▶ Items:
........
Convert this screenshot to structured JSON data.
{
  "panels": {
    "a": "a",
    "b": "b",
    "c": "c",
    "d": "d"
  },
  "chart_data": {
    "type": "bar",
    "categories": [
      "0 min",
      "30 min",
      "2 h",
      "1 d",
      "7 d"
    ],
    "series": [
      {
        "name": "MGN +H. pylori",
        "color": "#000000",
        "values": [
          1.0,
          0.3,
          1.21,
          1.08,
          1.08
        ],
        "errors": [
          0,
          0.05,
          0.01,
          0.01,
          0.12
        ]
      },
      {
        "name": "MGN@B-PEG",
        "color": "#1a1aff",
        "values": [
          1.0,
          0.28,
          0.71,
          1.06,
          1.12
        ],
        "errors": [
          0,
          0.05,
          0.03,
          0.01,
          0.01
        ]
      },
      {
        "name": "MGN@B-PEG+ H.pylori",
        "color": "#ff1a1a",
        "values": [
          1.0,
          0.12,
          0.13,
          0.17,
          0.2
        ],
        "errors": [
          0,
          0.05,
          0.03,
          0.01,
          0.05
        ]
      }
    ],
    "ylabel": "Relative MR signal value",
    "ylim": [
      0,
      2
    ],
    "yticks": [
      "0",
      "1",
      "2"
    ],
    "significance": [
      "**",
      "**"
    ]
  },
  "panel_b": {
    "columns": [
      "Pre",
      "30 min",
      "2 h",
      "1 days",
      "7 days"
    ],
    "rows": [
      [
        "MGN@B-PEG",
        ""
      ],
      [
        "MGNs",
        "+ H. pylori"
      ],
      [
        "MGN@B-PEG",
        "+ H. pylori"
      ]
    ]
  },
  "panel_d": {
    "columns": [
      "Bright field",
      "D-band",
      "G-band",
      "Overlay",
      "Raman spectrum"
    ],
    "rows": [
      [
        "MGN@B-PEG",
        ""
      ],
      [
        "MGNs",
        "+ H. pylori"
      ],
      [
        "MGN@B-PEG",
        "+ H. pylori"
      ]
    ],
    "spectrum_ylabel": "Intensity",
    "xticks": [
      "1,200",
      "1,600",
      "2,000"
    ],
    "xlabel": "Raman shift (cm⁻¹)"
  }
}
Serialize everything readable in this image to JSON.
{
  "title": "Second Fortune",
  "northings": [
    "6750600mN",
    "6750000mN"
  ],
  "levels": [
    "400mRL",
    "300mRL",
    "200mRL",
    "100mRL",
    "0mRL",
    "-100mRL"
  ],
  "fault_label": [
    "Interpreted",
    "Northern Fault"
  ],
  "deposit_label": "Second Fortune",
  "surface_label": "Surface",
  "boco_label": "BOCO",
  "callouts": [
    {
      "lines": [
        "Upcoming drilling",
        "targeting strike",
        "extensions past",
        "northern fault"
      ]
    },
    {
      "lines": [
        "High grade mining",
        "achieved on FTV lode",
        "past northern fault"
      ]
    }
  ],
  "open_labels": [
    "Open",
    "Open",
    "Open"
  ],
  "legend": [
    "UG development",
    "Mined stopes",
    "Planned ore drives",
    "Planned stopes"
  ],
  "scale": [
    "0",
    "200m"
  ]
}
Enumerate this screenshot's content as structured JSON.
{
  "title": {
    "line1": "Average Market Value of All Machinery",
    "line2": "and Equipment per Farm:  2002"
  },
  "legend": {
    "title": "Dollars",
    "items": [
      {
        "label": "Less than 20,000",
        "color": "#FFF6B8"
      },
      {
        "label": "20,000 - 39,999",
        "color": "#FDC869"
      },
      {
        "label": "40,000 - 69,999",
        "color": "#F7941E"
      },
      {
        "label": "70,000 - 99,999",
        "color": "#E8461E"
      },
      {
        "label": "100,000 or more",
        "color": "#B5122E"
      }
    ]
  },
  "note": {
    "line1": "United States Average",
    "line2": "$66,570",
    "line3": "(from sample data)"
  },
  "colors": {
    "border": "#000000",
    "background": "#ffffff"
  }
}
........
▶ Exercise aim:
From the records above, pull out every line containing the word "Average".

▶ Task solution:
    "line1": "Average Market Value of All Machinery",
    "line1": "United States Average",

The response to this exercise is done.